### Work instructions
Without the pictures, return all of the material exactly as written.

Records contained in a dataset:
* start *

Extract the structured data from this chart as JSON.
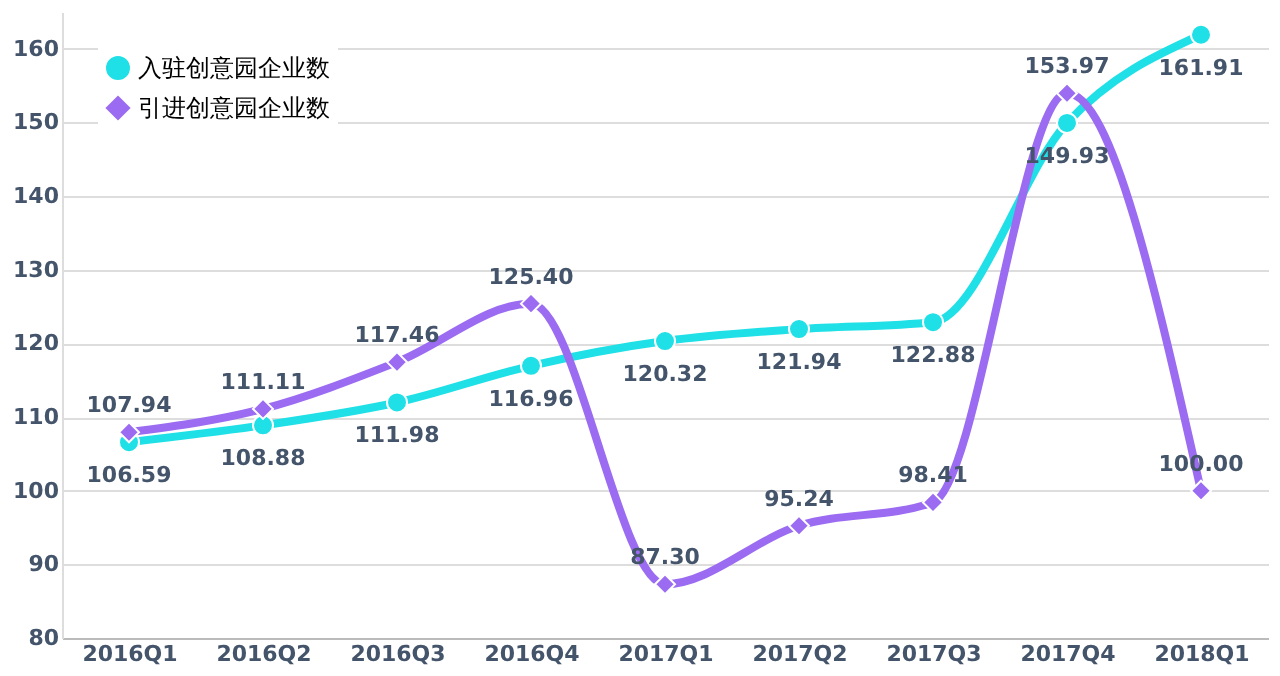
{
  "chart_data": {
    "type": "line",
    "categories": [
      "2016Q1",
      "2016Q2",
      "2016Q3",
      "2016Q4",
      "2017Q1",
      "2017Q2",
      "2017Q3",
      "2017Q4",
      "2018Q1"
    ],
    "series": [
      {
        "name": "入驻创意园企业数",
        "color": "#1fe0e6",
        "marker": "circle",
        "values": [
          106.59,
          108.88,
          111.98,
          116.96,
          120.32,
          121.94,
          122.88,
          149.93,
          161.91
        ],
        "value_labels": [
          "106.59",
          "108.88",
          "111.98",
          "116.96",
          "120.32",
          "121.94",
          "122.88",
          "149.93",
          "161.91"
        ]
      },
      {
        "name": "引进创意园企业数",
        "color": "#9b6cf2",
        "marker": "diamond",
        "values": [
          107.94,
          111.11,
          117.46,
          125.4,
          87.3,
          95.24,
          98.41,
          153.97,
          100.0
        ],
        "value_labels": [
          "107.94",
          "111.11",
          "117.46",
          "125.40",
          "87.30",
          "95.24",
          "98.41",
          "153.97",
          "100.00"
        ]
      }
    ],
    "ylim": [
      80,
      165
    ],
    "yticks": [
      80,
      90,
      100,
      110,
      120,
      130,
      140,
      150,
      160
    ],
    "grid": "y",
    "legend": "top left"
  }
}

* end *

### Answer to the exercise
Extract the structured data from this chart as JSON.
{
  "chart_data": {
    "type": "line",
    "categories": [
      "2016Q1",
      "2016Q2",
      "2016Q3",
      "2016Q4",
      "2017Q1",
      "2017Q2",
      "2017Q3",
      "2017Q4",
      "2018Q1"
    ],
    "series": [
      {
        "name": "入驻创意园企业数",
        "color": "#1fe0e6",
        "marker": "circle",
        "values": [
          106.59,
          108.88,
          111.98,
          116.96,
          120.32,
          121.94,
          122.88,
          149.93,
          161.91
        ],
        "value_labels": [
          "106.59",
          "108.88",
          "111.98",
          "116.96",
          "120.32",
          "121.94",
          "122.88",
          "149.93",
          "161.91"
        ]
      },
      {
        "name": "引进创意园企业数",
        "color": "#9b6cf2",
        "marker": "diamond",
        "values": [
          107.94,
          111.11,
          117.46,
          125.4,
          87.3,
          95.24,
          98.41,
          153.97,
          100.0
        ],
        "value_labels": [
          "107.94",
          "111.11",
          "117.46",
          "125.40",
          "87.30",
          "95.24",
          "98.41",
          "153.97",
          "100.00"
        ]
      }
    ],
    "ylim": [
      80,
      165
    ],
    "yticks": [
      80,
      90,
      100,
      110,
      120,
      130,
      140,
      150,
      160
    ],
    "grid": "y",
    "legend": "top left"
  }
}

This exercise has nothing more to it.